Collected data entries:

## START

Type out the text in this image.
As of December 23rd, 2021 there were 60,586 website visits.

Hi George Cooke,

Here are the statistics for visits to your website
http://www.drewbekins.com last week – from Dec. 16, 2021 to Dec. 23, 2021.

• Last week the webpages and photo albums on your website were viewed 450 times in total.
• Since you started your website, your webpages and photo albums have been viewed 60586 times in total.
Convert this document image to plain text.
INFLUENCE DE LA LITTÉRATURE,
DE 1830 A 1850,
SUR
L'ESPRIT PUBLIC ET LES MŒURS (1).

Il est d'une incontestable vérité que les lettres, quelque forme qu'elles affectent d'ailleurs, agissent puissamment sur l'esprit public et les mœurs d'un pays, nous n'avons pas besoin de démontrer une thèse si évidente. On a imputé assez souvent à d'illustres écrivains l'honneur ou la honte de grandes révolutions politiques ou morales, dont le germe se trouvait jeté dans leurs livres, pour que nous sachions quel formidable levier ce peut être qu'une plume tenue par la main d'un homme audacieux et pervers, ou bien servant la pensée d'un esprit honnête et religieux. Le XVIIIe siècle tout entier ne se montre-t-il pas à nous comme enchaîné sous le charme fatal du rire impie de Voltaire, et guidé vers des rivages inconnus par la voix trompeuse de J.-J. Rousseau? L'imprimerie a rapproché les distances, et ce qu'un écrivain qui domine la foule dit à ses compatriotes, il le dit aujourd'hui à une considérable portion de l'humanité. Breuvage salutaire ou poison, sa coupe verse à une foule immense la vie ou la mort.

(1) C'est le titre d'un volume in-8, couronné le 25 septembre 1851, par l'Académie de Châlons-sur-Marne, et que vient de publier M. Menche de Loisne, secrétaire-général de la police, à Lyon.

## END

Retype the listing above in full, with no alterations.

Type out the text in this image.
As of December 23rd, 2021 there were 60,586 website visits.

Hi George Cooke,

Here are the statistics for visits to your website
http://www.drewbekins.com last week – from Dec. 16, 2021 to Dec. 23, 2021.

• Last week the webpages and photo albums on your website were viewed 450 times in total.
• Since you started your website, your webpages and photo albums have been viewed 60586 times in total.
Convert this document image to plain text.
INFLUENCE DE LA LITTÉRATURE,
DE 1830 A 1850,
SUR
L'ESPRIT PUBLIC ET LES MŒURS (1).

Il est d'une incontestable vérité que les lettres, quelque forme qu'elles affectent d'ailleurs, agissent puissamment sur l'esprit public et les mœurs d'un pays, nous n'avons pas besoin de démontrer une thèse si évidente. On a imputé assez souvent à d'illustres écrivains l'honneur ou la honte de grandes révolutions politiques ou morales, dont le germe se trouvait jeté dans leurs livres, pour que nous sachions quel formidable levier ce peut être qu'une plume tenue par la main d'un homme audacieux et pervers, ou bien servant la pensée d'un esprit honnête et religieux. Le XVIIIe siècle tout entier ne se montre-t-il pas à nous comme enchaîné sous le charme fatal du rire impie de Voltaire, et guidé vers des rivages inconnus par la voix trompeuse de J.-J. Rousseau? L'imprimerie a rapproché les distances, et ce qu'un écrivain qui domine la foule dit à ses compatriotes, il le dit aujourd'hui à une considérable portion de l'humanité. Breuvage salutaire ou poison, sa coupe verse à une foule immense la vie ou la mort.

(1) C'est le titre d'un volume in-8, couronné le 25 septembre 1851, par l'Académie de Châlons-sur-Marne, et que vient de publier M. Menche de Loisne, secrétaire-général de la police, à Lyon.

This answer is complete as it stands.